* DIRECTIONS FOR THIS TASK:
Transcribe the material word for word, but without the images.

* Dataset excerpt:
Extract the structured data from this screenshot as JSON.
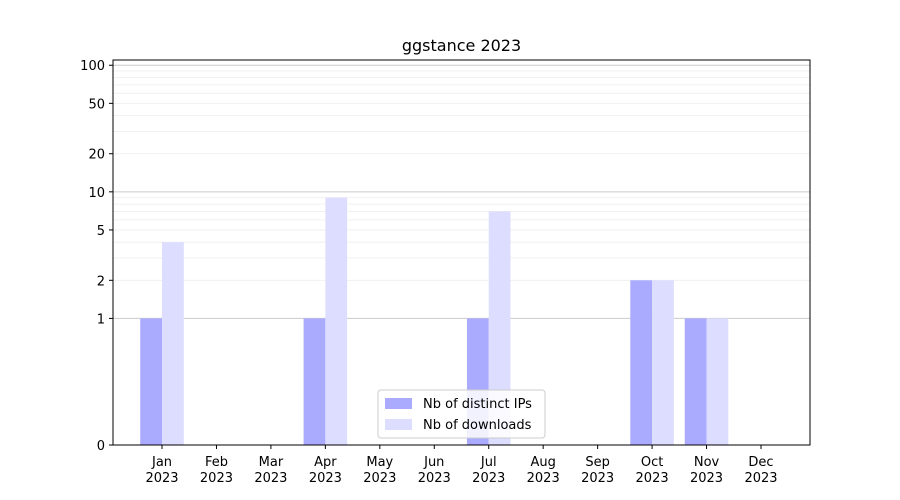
{
  "chart_data": {
    "type": "bar",
    "title": "ggstance 2023",
    "xlabel": "",
    "ylabel": "",
    "y_scale": "symlog",
    "ylim": [
      0,
      110
    ],
    "y_ticks": [
      0,
      1,
      2,
      5,
      10,
      20,
      50,
      100
    ],
    "grid": true,
    "legend_position": "bottom-center",
    "categories": [
      [
        "Jan",
        "2023"
      ],
      [
        "Feb",
        "2023"
      ],
      [
        "Mar",
        "2023"
      ],
      [
        "Apr",
        "2023"
      ],
      [
        "May",
        "2023"
      ],
      [
        "Jun",
        "2023"
      ],
      [
        "Jul",
        "2023"
      ],
      [
        "Aug",
        "2023"
      ],
      [
        "Sep",
        "2023"
      ],
      [
        "Oct",
        "2023"
      ],
      [
        "Nov",
        "2023"
      ],
      [
        "Dec",
        "2023"
      ]
    ],
    "series": [
      {
        "name": "Nb of distinct IPs",
        "color": "#aaaaff",
        "values": [
          1,
          0,
          0,
          1,
          0,
          0,
          1,
          0,
          0,
          2,
          1,
          0
        ]
      },
      {
        "name": "Nb of downloads",
        "color": "#ddddff",
        "values": [
          4,
          0,
          0,
          9,
          0,
          0,
          7,
          0,
          0,
          2,
          1,
          0
        ]
      }
    ]
  }
}
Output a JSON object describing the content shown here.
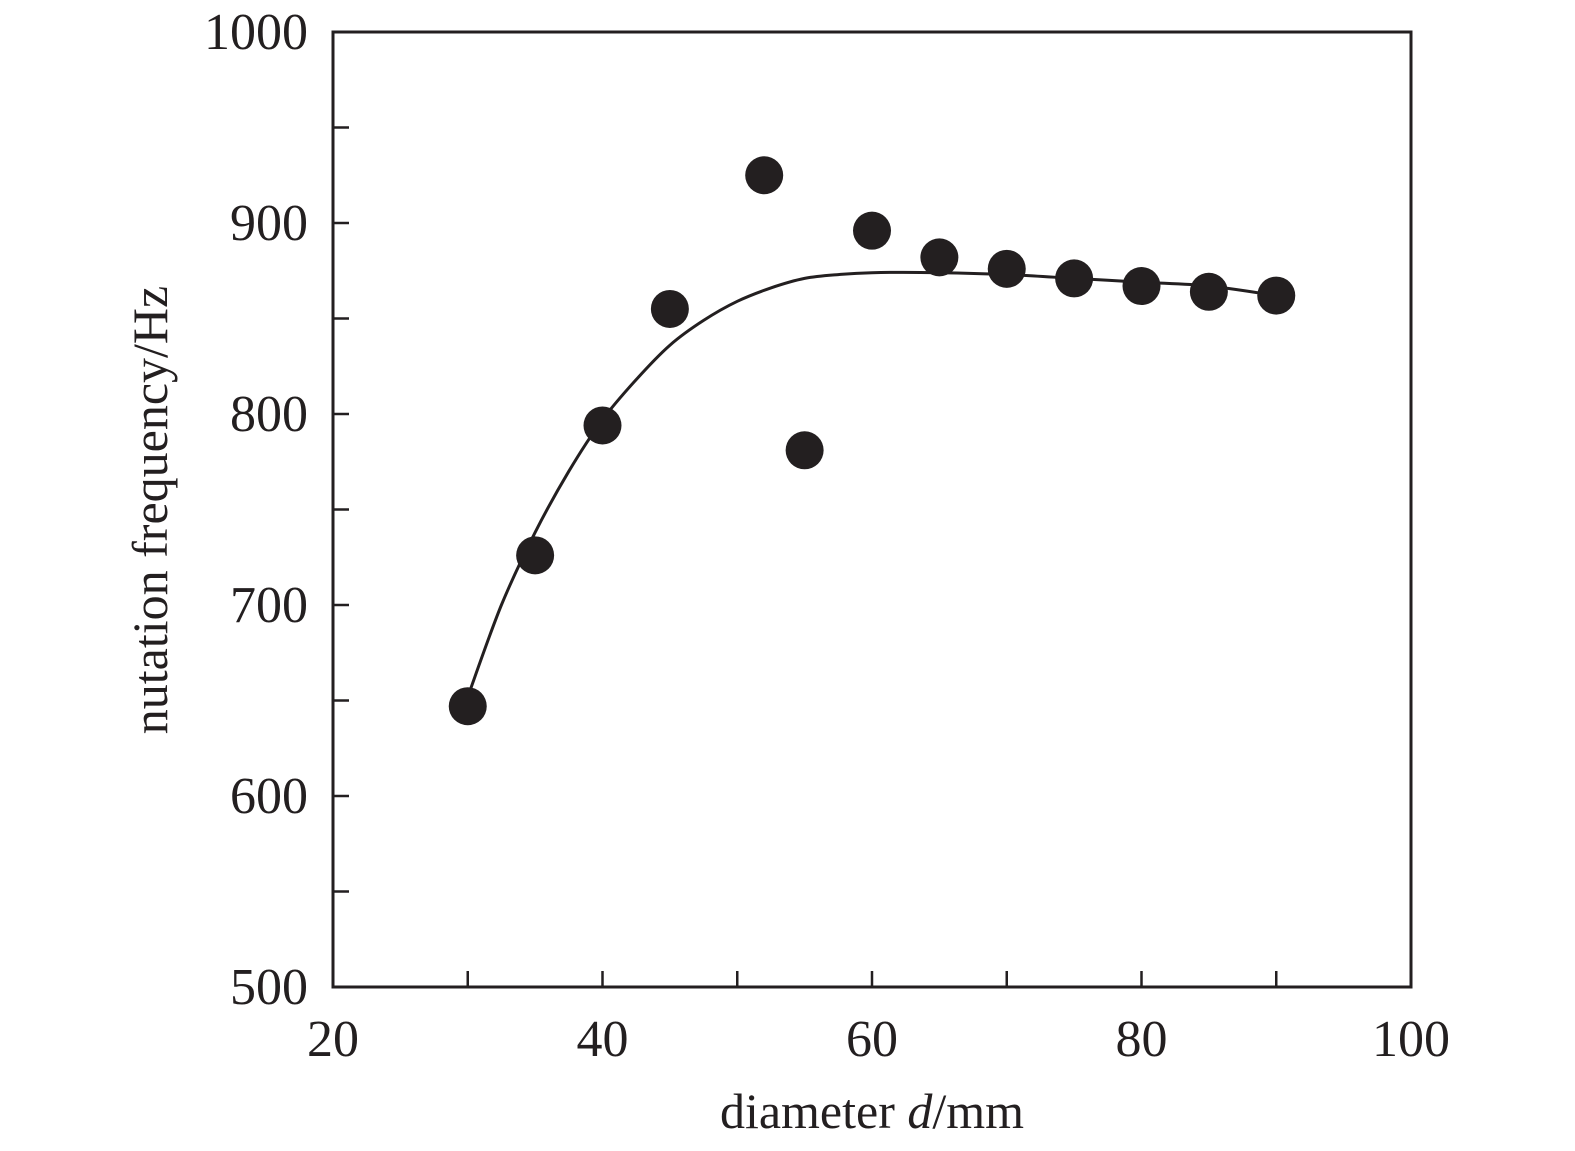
{
  "chart_data": {
    "type": "scatter",
    "title": "",
    "xlabel": "diameter d/mm",
    "xlabel_parts": {
      "prefix": "diameter ",
      "italic": "d",
      "suffix": "/mm"
    },
    "ylabel": "nutation frequency/Hz",
    "xlim": [
      20,
      100
    ],
    "ylim": [
      500,
      1000
    ],
    "x_ticks": [
      20,
      40,
      60,
      80,
      100
    ],
    "x_minor_ticks": [
      30,
      50,
      70,
      90
    ],
    "y_ticks": [
      500,
      600,
      700,
      800,
      900,
      1000
    ],
    "y_minor_ticks": [
      550,
      650,
      750,
      850,
      950
    ],
    "grid": false,
    "legend": "none",
    "colors": {
      "marker": "#231f20",
      "line": "#231f20",
      "axis": "#231f20"
    },
    "series": [
      {
        "kind": "points",
        "points": [
          {
            "x": 30,
            "y": 647
          },
          {
            "x": 35,
            "y": 726
          },
          {
            "x": 40,
            "y": 794
          },
          {
            "x": 45,
            "y": 855
          },
          {
            "x": 52,
            "y": 925
          },
          {
            "x": 55,
            "y": 781
          },
          {
            "x": 60,
            "y": 896
          },
          {
            "x": 65,
            "y": 882
          },
          {
            "x": 70,
            "y": 876
          },
          {
            "x": 75,
            "y": 871
          },
          {
            "x": 80,
            "y": 867
          },
          {
            "x": 85,
            "y": 864
          },
          {
            "x": 90,
            "y": 862
          }
        ]
      },
      {
        "kind": "fit-curve",
        "points": [
          {
            "x": 30,
            "y": 652
          },
          {
            "x": 32.5,
            "y": 700
          },
          {
            "x": 35,
            "y": 738
          },
          {
            "x": 37.5,
            "y": 770
          },
          {
            "x": 40,
            "y": 797
          },
          {
            "x": 42.5,
            "y": 818
          },
          {
            "x": 45,
            "y": 836
          },
          {
            "x": 47.5,
            "y": 849
          },
          {
            "x": 50,
            "y": 859
          },
          {
            "x": 52.5,
            "y": 866
          },
          {
            "x": 55,
            "y": 871
          },
          {
            "x": 57.5,
            "y": 873
          },
          {
            "x": 60,
            "y": 874
          },
          {
            "x": 65,
            "y": 874
          },
          {
            "x": 70,
            "y": 873
          },
          {
            "x": 75,
            "y": 871
          },
          {
            "x": 80,
            "y": 869
          },
          {
            "x": 85,
            "y": 867
          },
          {
            "x": 90,
            "y": 862
          }
        ]
      }
    ]
  }
}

* SOLUTION FOR THIS TASK:
Extract the structured data from this screenshot as JSON.
{
  "chart_data": {
    "type": "bar",
    "title": "ggstance 2023",
    "xlabel": "",
    "ylabel": "",
    "y_scale": "symlog",
    "ylim": [
      0,
      110
    ],
    "y_ticks": [
      0,
      1,
      2,
      5,
      10,
      20,
      50,
      100
    ],
    "grid": true,
    "legend_position": "bottom-center",
    "categories": [
      [
        "Jan",
        "2023"
      ],
      [
        "Feb",
        "2023"
      ],
      [
        "Mar",
        "2023"
      ],
      [
        "Apr",
        "2023"
      ],
      [
        "May",
        "2023"
      ],
      [
        "Jun",
        "2023"
      ],
      [
        "Jul",
        "2023"
      ],
      [
        "Aug",
        "2023"
      ],
      [
        "Sep",
        "2023"
      ],
      [
        "Oct",
        "2023"
      ],
      [
        "Nov",
        "2023"
      ],
      [
        "Dec",
        "2023"
      ]
    ],
    "series": [
      {
        "name": "Nb of distinct IPs",
        "color": "#aaaaff",
        "values": [
          1,
          0,
          0,
          1,
          0,
          0,
          1,
          0,
          0,
          2,
          1,
          0
        ]
      },
      {
        "name": "Nb of downloads",
        "color": "#ddddff",
        "values": [
          4,
          0,
          0,
          9,
          0,
          0,
          7,
          0,
          0,
          2,
          1,
          0
        ]
      }
    ]
  }
}
Output a JSON object describing the content shown here.
{
  "chart_data": {
    "type": "scatter",
    "title": "",
    "xlabel": "diameter d/mm",
    "xlabel_parts": {
      "prefix": "diameter ",
      "italic": "d",
      "suffix": "/mm"
    },
    "ylabel": "nutation frequency/Hz",
    "xlim": [
      20,
      100
    ],
    "ylim": [
      500,
      1000
    ],
    "x_ticks": [
      20,
      40,
      60,
      80,
      100
    ],
    "x_minor_ticks": [
      30,
      50,
      70,
      90
    ],
    "y_ticks": [
      500,
      600,
      700,
      800,
      900,
      1000
    ],
    "y_minor_ticks": [
      550,
      650,
      750,
      850,
      950
    ],
    "grid": false,
    "legend": "none",
    "colors": {
      "marker": "#231f20",
      "line": "#231f20",
      "axis": "#231f20"
    },
    "series": [
      {
        "kind": "points",
        "points": [
          {
            "x": 30,
            "y": 647
          },
          {
            "x": 35,
            "y": 726
          },
          {
            "x": 40,
            "y": 794
          },
          {
            "x": 45,
            "y": 855
          },
          {
            "x": 52,
            "y": 925
          },
          {
            "x": 55,
            "y": 781
          },
          {
            "x": 60,
            "y": 896
          },
          {
            "x": 65,
            "y": 882
          },
          {
            "x": 70,
            "y": 876
          },
          {
            "x": 75,
            "y": 871
          },
          {
            "x": 80,
            "y": 867
          },
          {
            "x": 85,
            "y": 864
          },
          {
            "x": 90,
            "y": 862
          }
        ]
      },
      {
        "kind": "fit-curve",
        "points": [
          {
            "x": 30,
            "y": 652
          },
          {
            "x": 32.5,
            "y": 700
          },
          {
            "x": 35,
            "y": 738
          },
          {
            "x": 37.5,
            "y": 770
          },
          {
            "x": 40,
            "y": 797
          },
          {
            "x": 42.5,
            "y": 818
          },
          {
            "x": 45,
            "y": 836
          },
          {
            "x": 47.5,
            "y": 849
          },
          {
            "x": 50,
            "y": 859
          },
          {
            "x": 52.5,
            "y": 866
          },
          {
            "x": 55,
            "y": 871
          },
          {
            "x": 57.5,
            "y": 873
          },
          {
            "x": 60,
            "y": 874
          },
          {
            "x": 65,
            "y": 874
          },
          {
            "x": 70,
            "y": 873
          },
          {
            "x": 75,
            "y": 871
          },
          {
            "x": 80,
            "y": 869
          },
          {
            "x": 85,
            "y": 867
          },
          {
            "x": 90,
            "y": 862
          }
        ]
      }
    ]
  }
}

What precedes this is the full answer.